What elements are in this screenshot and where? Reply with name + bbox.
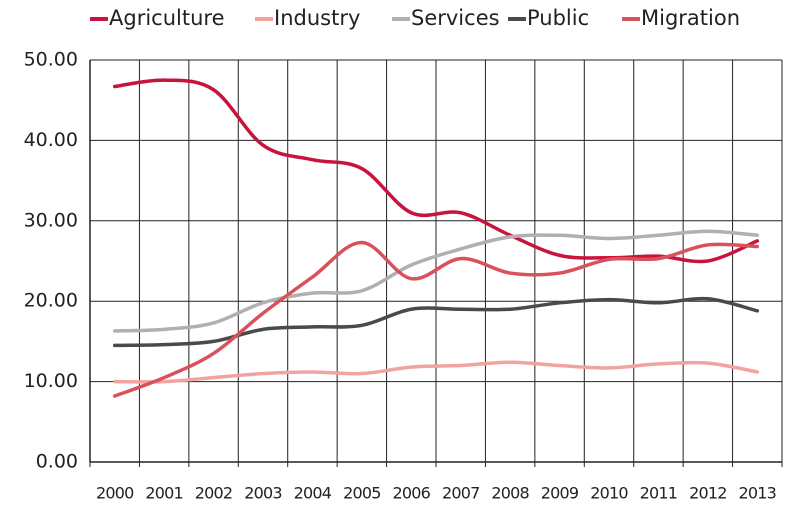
series-line — [112, 240, 760, 398]
series-line — [112, 296, 760, 348]
x-tick-label: 2011 — [640, 484, 678, 503]
x-tick-label: 2002 — [195, 484, 233, 503]
series-line — [112, 229, 760, 333]
x-tick-label: 2006 — [393, 484, 431, 503]
x-tick-label: 2012 — [689, 484, 727, 503]
x-tick-label: 2005 — [343, 484, 381, 503]
y-tick-label: 20.00 — [24, 290, 78, 312]
legend-label: Industry — [274, 6, 360, 30]
y-tick-label: 30.00 — [24, 209, 78, 231]
series-line — [112, 78, 760, 264]
series-line — [112, 360, 760, 384]
x-tick-label: 2009 — [541, 484, 579, 503]
x-tick-label: 2000 — [96, 484, 134, 503]
x-tick-label: 2007 — [442, 484, 480, 503]
y-tick-label: 10.00 — [24, 370, 78, 392]
legend-label: Migration — [641, 6, 740, 30]
x-tick-label: 2010 — [590, 484, 628, 503]
legend-label: Agriculture — [109, 6, 225, 30]
y-tick-label: 50.00 — [24, 49, 78, 71]
legend-label: Public — [527, 6, 589, 30]
x-tick-label: 2001 — [145, 484, 183, 503]
x-tick-label: 2004 — [294, 484, 332, 503]
y-tick-label: 0.00 — [36, 451, 78, 473]
x-tick-label: 2008 — [491, 484, 529, 503]
x-tick-label: 2013 — [739, 484, 777, 503]
legend-label: Services — [411, 6, 500, 30]
y-tick-label: 40.00 — [24, 129, 78, 151]
x-tick-label: 2003 — [244, 484, 282, 503]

------------------------------------------------------------------------

Could you print, verbatim, the lines of the items above, starting with the line containing "series-line — [112, 240, 760, 398]" and running through the line containing "series-line — [112, 360, 760, 384]", both of those lines included?

series-line — [112, 240, 760, 398]
series-line — [112, 296, 760, 348]
x-tick-label: 2011 — [640, 484, 678, 503]
x-tick-label: 2002 — [195, 484, 233, 503]
series-line — [112, 229, 760, 333]
x-tick-label: 2006 — [393, 484, 431, 503]
x-tick-label: 2012 — [689, 484, 727, 503]
x-tick-label: 2005 — [343, 484, 381, 503]
y-tick-label: 20.00 — [24, 290, 78, 312]
legend-label: Industry — [274, 6, 360, 30]
y-tick-label: 30.00 — [24, 209, 78, 231]
series-line — [112, 78, 760, 264]
series-line — [112, 360, 760, 384]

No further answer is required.